TASK BRIEF: Without the pictures, repeat the listing character for character.

INFORMATION PROVIDED:
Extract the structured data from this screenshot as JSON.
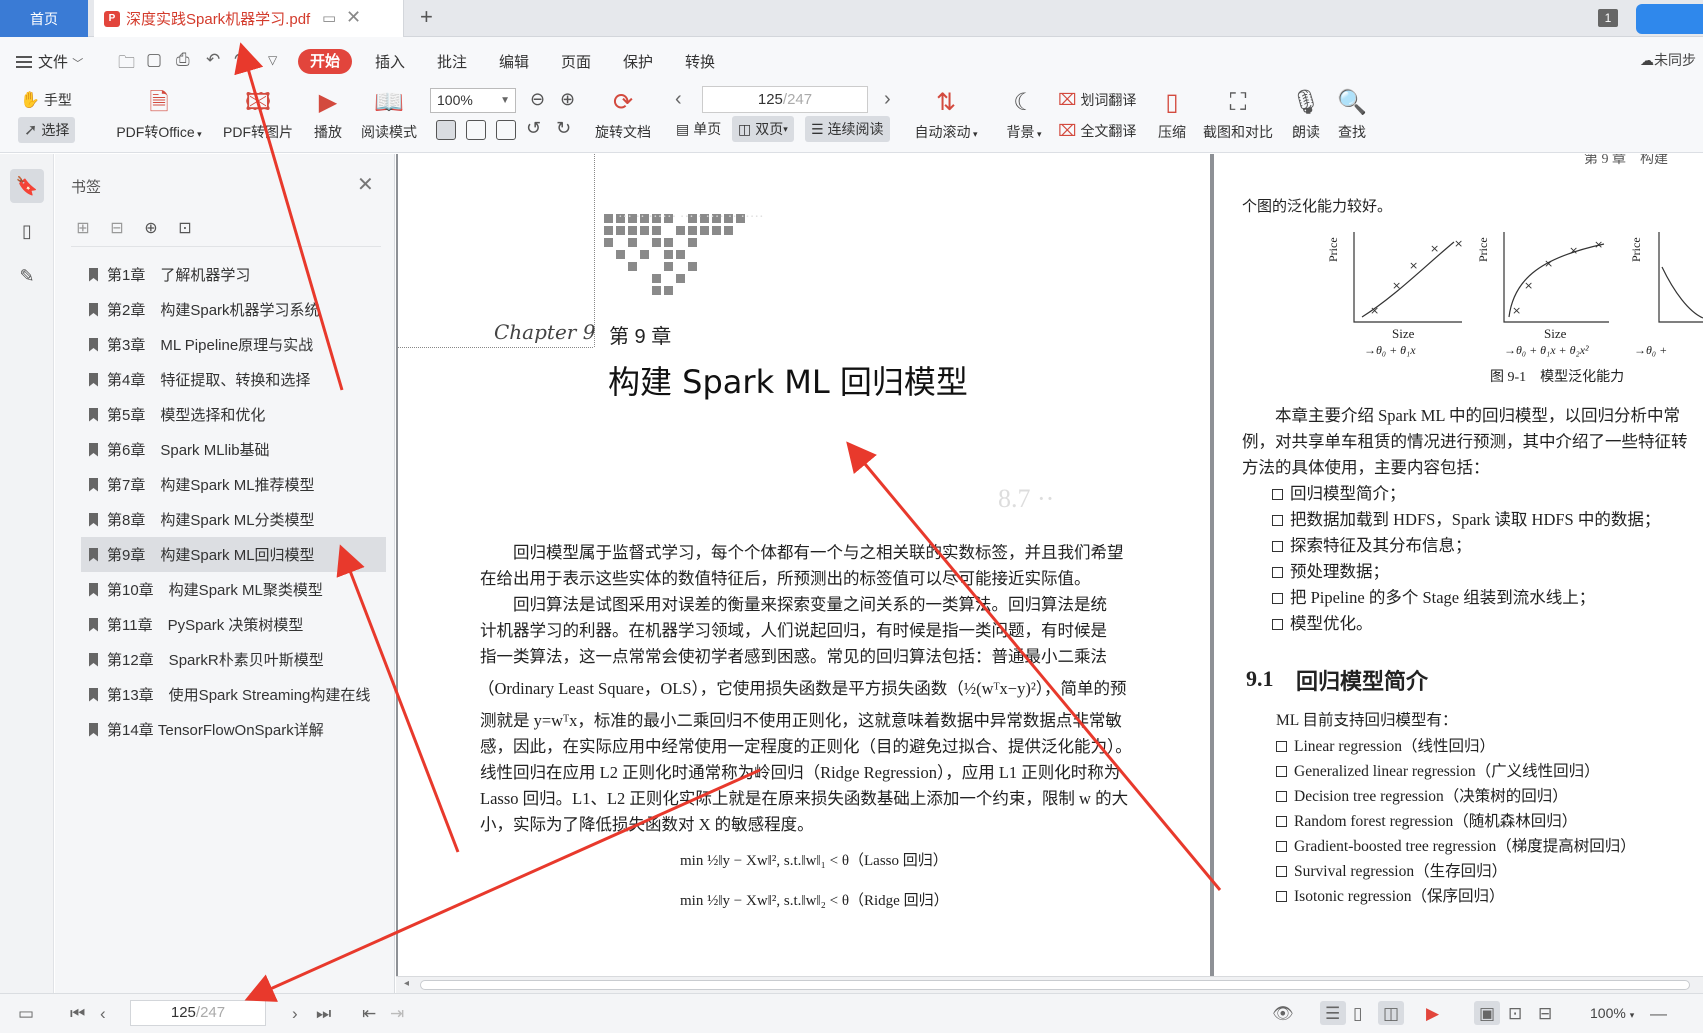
{
  "tabs": {
    "home": "首页",
    "document": "深度实践Spark机器学习.pdf",
    "window_count": "1"
  },
  "menu": {
    "file": "文件",
    "items": [
      "开始",
      "插入",
      "批注",
      "编辑",
      "页面",
      "保护",
      "转换"
    ],
    "cloud_sync": "未同步"
  },
  "toolbar": {
    "hand": "手型",
    "select": "选择",
    "pdf_to_office": "PDF转Office",
    "pdf_to_image": "PDF转图片",
    "play": "播放",
    "read_mode": "阅读模式",
    "zoom": "100%",
    "rotate": "旋转文档",
    "page_current": "125",
    "page_total": "/247",
    "single_page": "单页",
    "double_page": "双页",
    "continuous": "连续阅读",
    "auto_scroll": "自动滚动",
    "background": "背景",
    "word_translate": "划词翻译",
    "full_translate": "全文翻译",
    "compress": "压缩",
    "screenshot_compare": "截图和对比",
    "read_aloud": "朗读",
    "find": "查找"
  },
  "bookmarks": {
    "title": "书签",
    "items": [
      "第1章　了解机器学习",
      "第2章　构建Spark机器学习系统",
      "第3章　ML Pipeline原理与实战",
      "第4章　特征提取、转换和选择",
      "第5章　模型选择和优化",
      "第6章　Spark MLlib基础",
      "第7章　构建Spark ML推荐模型",
      "第8章　构建Spark ML分类模型",
      "第9章　构建Spark ML回归模型",
      "第10章　构建Spark ML聚类模型",
      "第11章　PySpark 决策树模型",
      "第12章　SparkR朴素贝叶斯模型",
      "第13章　使用Spark Streaming构建在线",
      "第14章 TensorFlowOnSpark详解"
    ],
    "selected_index": 8
  },
  "left_page": {
    "chapter_script": "Chapter 9",
    "chapter_num": "第 9 章",
    "chapter_title": "构建 Spark ML 回归模型",
    "lines": [
      "　　回归模型属于监督式学习，每个个体都有一个与之相关联的实数标签，并且我们希望",
      "在给出用于表示这些实体的数值特征后，所预测出的标签值可以尽可能接近实际值。",
      "　　回归算法是试图采用对误差的衡量来探索变量之间关系的一类算法。回归算法是统",
      "计机器学习的利器。在机器学习领域，人们说起回归，有时候是指一类问题，有时候是",
      "指一类算法，这一点常常会使初学者感到困惑。常见的回归算法包括：普通最小二乘法",
      "（Ordinary Least Square，OLS），它使用损失函数是平方损失函数（½(wᵀx−y)²），简单的预",
      "测就是 y=wᵀx，标准的最小二乘回归不使用正则化，这就意味着数据中异常数据点非常敏",
      "感，因此，在实际应用中经常使用一定程度的正则化（目的避免过拟合、提供泛化能力）。",
      "线性回归在应用 L2 正则化时通常称为岭回归（Ridge Regression），应用 L1 正则化时称为",
      "Lasso 回归。L1、L2 正则化实际上就是在原来损失函数基础上添加一个约束，限制 w 的大",
      "小，实际为了降低损失函数对 X 的敏感程度。"
    ],
    "formula_lasso": "min ½‖y − Xw‖², s.t.‖w‖₁ < θ（Lasso 回归）",
    "formula_ridge": "min ½‖y − Xw‖², s.t.‖w‖₂ < θ（Ridge 回归）"
  },
  "right_page": {
    "header": "第 9 章　构建",
    "top_line": "个图的泛化能力较好。",
    "figure": {
      "ylabel": "Price",
      "xlabel": "Size",
      "eq1": "→θ₀ + θ₁x",
      "eq2": "→θ₀ + θ₁x + θ₂x²",
      "eq3": "→θ₀ +",
      "caption": "图 9-1　模型泛化能力"
    },
    "intro": [
      "　　本章主要介绍 Spark ML 中的回归模型，以回归分析中常",
      "例，对共享单车租赁的情况进行预测，其中介绍了一些特征转",
      "方法的具体使用，主要内容包括："
    ],
    "bullets": [
      "回归模型简介；",
      "把数据加载到 HDFS，Spark 读取 HDFS 中的数据；",
      "探索特征及其分布信息；",
      "预处理数据；",
      "把 Pipeline 的多个 Stage 组装到流水线上；",
      "模型优化。"
    ],
    "section_num": "9.1",
    "section_title": "回归模型简介",
    "section_lead": "ML 目前支持回归模型有：",
    "models": [
      "Linear regression（线性回归）",
      "Generalized linear regression（广义线性回归）",
      "Decision tree regression（决策树的回归）",
      "Random forest regression（随机森林回归）",
      "Gradient-boosted tree regression（梯度提高树回归）",
      "Survival regression（生存回归）",
      "Isotonic regression（保序回归）"
    ]
  },
  "status": {
    "page_current": "125",
    "page_total": "/247",
    "zoom": "100%"
  },
  "colors": {
    "accent_red": "#e2453c",
    "tab_blue": "#3a7bd5",
    "annotation_arrow": "#e8392c"
  }
}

SOLUTION FOR THIS EXERCISE:
Extract the structured data from this screenshot as JSON.
{
  "tabs": {
    "home": "首页",
    "document": "深度实践Spark机器学习.pdf",
    "window_count": "1"
  },
  "menu": {
    "file": "文件",
    "items": [
      "开始",
      "插入",
      "批注",
      "编辑",
      "页面",
      "保护",
      "转换"
    ],
    "cloud_sync": "未同步"
  },
  "toolbar": {
    "hand": "手型",
    "select": "选择",
    "pdf_to_office": "PDF转Office",
    "pdf_to_image": "PDF转图片",
    "play": "播放",
    "read_mode": "阅读模式",
    "zoom": "100%",
    "rotate": "旋转文档",
    "page_current": "125",
    "page_total": "/247",
    "single_page": "单页",
    "double_page": "双页",
    "continuous": "连续阅读",
    "auto_scroll": "自动滚动",
    "background": "背景",
    "word_translate": "划词翻译",
    "full_translate": "全文翻译",
    "compress": "压缩",
    "screenshot_compare": "截图和对比",
    "read_aloud": "朗读",
    "find": "查找"
  },
  "bookmarks": {
    "title": "书签",
    "items": [
      "第1章　了解机器学习",
      "第2章　构建Spark机器学习系统",
      "第3章　ML Pipeline原理与实战",
      "第4章　特征提取、转换和选择",
      "第5章　模型选择和优化",
      "第6章　Spark MLlib基础",
      "第7章　构建Spark ML推荐模型",
      "第8章　构建Spark ML分类模型",
      "第9章　构建Spark ML回归模型",
      "第10章　构建Spark ML聚类模型",
      "第11章　PySpark 决策树模型",
      "第12章　SparkR朴素贝叶斯模型",
      "第13章　使用Spark Streaming构建在线",
      "第14章 TensorFlowOnSpark详解"
    ],
    "selected_index": 8
  },
  "left_page": {
    "chapter_script": "Chapter 9",
    "chapter_num": "第 9 章",
    "chapter_title": "构建 Spark ML 回归模型",
    "lines": [
      "　　回归模型属于监督式学习，每个个体都有一个与之相关联的实数标签，并且我们希望",
      "在给出用于表示这些实体的数值特征后，所预测出的标签值可以尽可能接近实际值。",
      "　　回归算法是试图采用对误差的衡量来探索变量之间关系的一类算法。回归算法是统",
      "计机器学习的利器。在机器学习领域，人们说起回归，有时候是指一类问题，有时候是",
      "指一类算法，这一点常常会使初学者感到困惑。常见的回归算法包括：普通最小二乘法",
      "（Ordinary Least Square，OLS），它使用损失函数是平方损失函数（½(wᵀx−y)²），简单的预",
      "测就是 y=wᵀx，标准的最小二乘回归不使用正则化，这就意味着数据中异常数据点非常敏",
      "感，因此，在实际应用中经常使用一定程度的正则化（目的避免过拟合、提供泛化能力）。",
      "线性回归在应用 L2 正则化时通常称为岭回归（Ridge Regression），应用 L1 正则化时称为",
      "Lasso 回归。L1、L2 正则化实际上就是在原来损失函数基础上添加一个约束，限制 w 的大",
      "小，实际为了降低损失函数对 X 的敏感程度。"
    ],
    "formula_lasso": "min ½‖y − Xw‖², s.t.‖w‖₁ < θ（Lasso 回归）",
    "formula_ridge": "min ½‖y − Xw‖², s.t.‖w‖₂ < θ（Ridge 回归）"
  },
  "right_page": {
    "header": "第 9 章　构建",
    "top_line": "个图的泛化能力较好。",
    "figure": {
      "ylabel": "Price",
      "xlabel": "Size",
      "eq1": "→θ₀ + θ₁x",
      "eq2": "→θ₀ + θ₁x + θ₂x²",
      "eq3": "→θ₀ +",
      "caption": "图 9-1　模型泛化能力"
    },
    "intro": [
      "　　本章主要介绍 Spark ML 中的回归模型，以回归分析中常",
      "例，对共享单车租赁的情况进行预测，其中介绍了一些特征转",
      "方法的具体使用，主要内容包括："
    ],
    "bullets": [
      "回归模型简介；",
      "把数据加载到 HDFS，Spark 读取 HDFS 中的数据；",
      "探索特征及其分布信息；",
      "预处理数据；",
      "把 Pipeline 的多个 Stage 组装到流水线上；",
      "模型优化。"
    ],
    "section_num": "9.1",
    "section_title": "回归模型简介",
    "section_lead": "ML 目前支持回归模型有：",
    "models": [
      "Linear regression（线性回归）",
      "Generalized linear regression（广义线性回归）",
      "Decision tree regression（决策树的回归）",
      "Random forest regression（随机森林回归）",
      "Gradient-boosted tree regression（梯度提高树回归）",
      "Survival regression（生存回归）",
      "Isotonic regression（保序回归）"
    ]
  },
  "status": {
    "page_current": "125",
    "page_total": "/247",
    "zoom": "100%"
  },
  "colors": {
    "accent_red": "#e2453c",
    "tab_blue": "#3a7bd5",
    "annotation_arrow": "#e8392c"
  }
}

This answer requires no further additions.